**TASK GOAL**: Below you will find a set of lines. Repeat them all exactly.

**STORED RECORDS**:
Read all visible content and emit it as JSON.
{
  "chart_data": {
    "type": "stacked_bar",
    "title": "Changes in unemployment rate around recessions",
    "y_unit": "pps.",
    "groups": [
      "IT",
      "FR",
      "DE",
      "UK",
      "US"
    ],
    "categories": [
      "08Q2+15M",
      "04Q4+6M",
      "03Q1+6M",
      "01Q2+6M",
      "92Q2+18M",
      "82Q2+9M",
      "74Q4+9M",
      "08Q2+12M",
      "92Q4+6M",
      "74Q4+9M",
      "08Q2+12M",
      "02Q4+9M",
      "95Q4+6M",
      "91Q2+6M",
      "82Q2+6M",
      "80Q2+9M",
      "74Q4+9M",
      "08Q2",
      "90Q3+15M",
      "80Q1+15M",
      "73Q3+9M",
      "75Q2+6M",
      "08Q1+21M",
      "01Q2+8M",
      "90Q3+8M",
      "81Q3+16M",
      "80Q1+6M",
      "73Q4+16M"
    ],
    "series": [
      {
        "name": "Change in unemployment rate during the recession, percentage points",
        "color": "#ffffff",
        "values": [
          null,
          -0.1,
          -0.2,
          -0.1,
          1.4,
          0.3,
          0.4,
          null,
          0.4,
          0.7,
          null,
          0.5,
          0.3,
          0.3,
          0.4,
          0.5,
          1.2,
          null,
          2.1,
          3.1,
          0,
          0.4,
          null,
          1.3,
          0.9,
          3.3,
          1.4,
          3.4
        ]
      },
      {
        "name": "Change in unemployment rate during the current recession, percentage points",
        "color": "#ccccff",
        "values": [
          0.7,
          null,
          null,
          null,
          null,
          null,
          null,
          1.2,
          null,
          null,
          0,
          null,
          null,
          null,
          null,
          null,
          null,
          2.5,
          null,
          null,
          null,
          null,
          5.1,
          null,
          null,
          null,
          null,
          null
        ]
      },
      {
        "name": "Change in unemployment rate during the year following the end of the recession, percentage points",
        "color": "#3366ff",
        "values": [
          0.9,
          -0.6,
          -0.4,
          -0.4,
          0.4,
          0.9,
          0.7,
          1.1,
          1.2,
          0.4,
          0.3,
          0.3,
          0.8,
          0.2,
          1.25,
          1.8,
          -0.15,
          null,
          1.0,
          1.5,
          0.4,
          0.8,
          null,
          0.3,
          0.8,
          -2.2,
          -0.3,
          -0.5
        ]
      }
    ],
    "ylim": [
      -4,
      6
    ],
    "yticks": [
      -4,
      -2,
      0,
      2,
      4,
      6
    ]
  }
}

**RESULT FOR THIS EXERCISE**:
Read all visible content and emit it as JSON.
{
  "chart_data": {
    "type": "stacked_bar",
    "title": "Changes in unemployment rate around recessions",
    "y_unit": "pps.",
    "groups": [
      "IT",
      "FR",
      "DE",
      "UK",
      "US"
    ],
    "categories": [
      "08Q2+15M",
      "04Q4+6M",
      "03Q1+6M",
      "01Q2+6M",
      "92Q2+18M",
      "82Q2+9M",
      "74Q4+9M",
      "08Q2+12M",
      "92Q4+6M",
      "74Q4+9M",
      "08Q2+12M",
      "02Q4+9M",
      "95Q4+6M",
      "91Q2+6M",
      "82Q2+6M",
      "80Q2+9M",
      "74Q4+9M",
      "08Q2",
      "90Q3+15M",
      "80Q1+15M",
      "73Q3+9M",
      "75Q2+6M",
      "08Q1+21M",
      "01Q2+8M",
      "90Q3+8M",
      "81Q3+16M",
      "80Q1+6M",
      "73Q4+16M"
    ],
    "series": [
      {
        "name": "Change in unemployment rate during the recession, percentage points",
        "color": "#ffffff",
        "values": [
          null,
          -0.1,
          -0.2,
          -0.1,
          1.4,
          0.3,
          0.4,
          null,
          0.4,
          0.7,
          null,
          0.5,
          0.3,
          0.3,
          0.4,
          0.5,
          1.2,
          null,
          2.1,
          3.1,
          0,
          0.4,
          null,
          1.3,
          0.9,
          3.3,
          1.4,
          3.4
        ]
      },
      {
        "name": "Change in unemployment rate during the current recession, percentage points",
        "color": "#ccccff",
        "values": [
          0.7,
          null,
          null,
          null,
          null,
          null,
          null,
          1.2,
          null,
          null,
          0,
          null,
          null,
          null,
          null,
          null,
          null,
          2.5,
          null,
          null,
          null,
          null,
          5.1,
          null,
          null,
          null,
          null,
          null
        ]
      },
      {
        "name": "Change in unemployment rate during the year following the end of the recession, percentage points",
        "color": "#3366ff",
        "values": [
          0.9,
          -0.6,
          -0.4,
          -0.4,
          0.4,
          0.9,
          0.7,
          1.1,
          1.2,
          0.4,
          0.3,
          0.3,
          0.8,
          0.2,
          1.25,
          1.8,
          -0.15,
          null,
          1.0,
          1.5,
          0.4,
          0.8,
          null,
          0.3,
          0.8,
          -2.2,
          -0.3,
          -0.5
        ]
      }
    ],
    "ylim": [
      -4,
      6
    ],
    "yticks": [
      -4,
      -2,
      0,
      2,
      4,
      6
    ]
  }
}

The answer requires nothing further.